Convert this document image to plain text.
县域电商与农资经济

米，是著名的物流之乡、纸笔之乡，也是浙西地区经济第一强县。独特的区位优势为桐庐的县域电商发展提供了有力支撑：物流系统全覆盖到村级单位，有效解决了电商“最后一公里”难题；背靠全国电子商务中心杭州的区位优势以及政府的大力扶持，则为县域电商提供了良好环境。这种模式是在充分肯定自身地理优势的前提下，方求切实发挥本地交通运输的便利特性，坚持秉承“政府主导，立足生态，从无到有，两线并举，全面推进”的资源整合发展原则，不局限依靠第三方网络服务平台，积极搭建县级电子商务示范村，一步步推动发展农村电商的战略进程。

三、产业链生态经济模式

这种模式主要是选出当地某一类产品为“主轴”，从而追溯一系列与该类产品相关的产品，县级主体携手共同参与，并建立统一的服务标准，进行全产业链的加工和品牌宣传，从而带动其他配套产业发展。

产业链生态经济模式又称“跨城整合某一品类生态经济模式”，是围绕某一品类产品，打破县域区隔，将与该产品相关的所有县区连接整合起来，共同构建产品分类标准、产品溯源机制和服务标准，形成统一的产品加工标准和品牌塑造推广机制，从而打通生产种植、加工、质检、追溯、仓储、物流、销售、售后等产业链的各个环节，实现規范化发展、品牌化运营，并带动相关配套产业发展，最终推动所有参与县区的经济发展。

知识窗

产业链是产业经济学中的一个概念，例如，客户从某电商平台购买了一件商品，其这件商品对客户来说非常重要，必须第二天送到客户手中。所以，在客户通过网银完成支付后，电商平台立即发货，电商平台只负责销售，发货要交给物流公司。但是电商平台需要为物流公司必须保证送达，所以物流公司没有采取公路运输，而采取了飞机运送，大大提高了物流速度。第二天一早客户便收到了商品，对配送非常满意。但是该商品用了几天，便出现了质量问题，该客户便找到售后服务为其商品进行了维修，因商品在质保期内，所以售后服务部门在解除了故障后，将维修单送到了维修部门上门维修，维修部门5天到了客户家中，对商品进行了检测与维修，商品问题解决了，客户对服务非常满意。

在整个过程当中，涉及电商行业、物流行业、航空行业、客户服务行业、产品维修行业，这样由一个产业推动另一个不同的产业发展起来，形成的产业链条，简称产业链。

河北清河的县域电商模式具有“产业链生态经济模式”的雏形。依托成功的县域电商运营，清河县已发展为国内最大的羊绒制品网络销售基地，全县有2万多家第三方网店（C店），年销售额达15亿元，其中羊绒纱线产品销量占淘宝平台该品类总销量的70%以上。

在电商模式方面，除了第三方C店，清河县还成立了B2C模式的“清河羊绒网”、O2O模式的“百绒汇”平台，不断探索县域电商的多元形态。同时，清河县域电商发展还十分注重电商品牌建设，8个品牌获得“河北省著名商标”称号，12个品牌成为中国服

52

**Instructions for the task:** Set down the entries verbatim, leaving none out.

**Reply:**
Convert this document image to plain text.
县域电商与农资经济

米，是著名的物流之乡、纸笔之乡，也是浙西地区经济第一强县。独特的区位优势为桐庐的县域电商发展提供了有力支撑：物流系统全覆盖到村级单位，有效解决了电商“最后一公里”难题；背靠全国电子商务中心杭州的区位优势以及政府的大力扶持，则为县域电商提供了良好环境。这种模式是在充分肯定自身地理优势的前提下，方求切实发挥本地交通运输的便利特性，坚持秉承“政府主导，立足生态，从无到有，两线并举，全面推进”的资源整合发展原则，不局限依靠第三方网络服务平台，积极搭建县级电子商务示范村，一步步推动发展农村电商的战略进程。

三、产业链生态经济模式

这种模式主要是选出当地某一类产品为“主轴”，从而追溯一系列与该类产品相关的产品，县级主体携手共同参与，并建立统一的服务标准，进行全产业链的加工和品牌宣传，从而带动其他配套产业发展。

产业链生态经济模式又称“跨城整合某一品类生态经济模式”，是围绕某一品类产品，打破县域区隔，将与该产品相关的所有县区连接整合起来，共同构建产品分类标准、产品溯源机制和服务标准，形成统一的产品加工标准和品牌塑造推广机制，从而打通生产种植、加工、质检、追溯、仓储、物流、销售、售后等产业链的各个环节，实现規范化发展、品牌化运营，并带动相关配套产业发展，最终推动所有参与县区的经济发展。

知识窗

产业链是产业经济学中的一个概念，例如，客户从某电商平台购买了一件商品，其这件商品对客户来说非常重要，必须第二天送到客户手中。所以，在客户通过网银完成支付后，电商平台立即发货，电商平台只负责销售，发货要交给物流公司。但是电商平台需要为物流公司必须保证送达，所以物流公司没有采取公路运输，而采取了飞机运送，大大提高了物流速度。第二天一早客户便收到了商品，对配送非常满意。但是该商品用了几天，便出现了质量问题，该客户便找到售后服务为其商品进行了维修，因商品在质保期内，所以售后服务部门在解除了故障后，将维修单送到了维修部门上门维修，维修部门5天到了客户家中，对商品进行了检测与维修，商品问题解决了，客户对服务非常满意。

在整个过程当中，涉及电商行业、物流行业、航空行业、客户服务行业、产品维修行业，这样由一个产业推动另一个不同的产业发展起来，形成的产业链条，简称产业链。

河北清河的县域电商模式具有“产业链生态经济模式”的雏形。依托成功的县域电商运营，清河县已发展为国内最大的羊绒制品网络销售基地，全县有2万多家第三方网店（C店），年销售额达15亿元，其中羊绒纱线产品销量占淘宝平台该品类总销量的70%以上。

在电商模式方面，除了第三方C店，清河县还成立了B2C模式的“清河羊绒网”、O2O模式的“百绒汇”平台，不断探索县域电商的多元形态。同时，清河县域电商发展还十分注重电商品牌建设，8个品牌获得“河北省著名商标”称号，12个品牌成为中国服

52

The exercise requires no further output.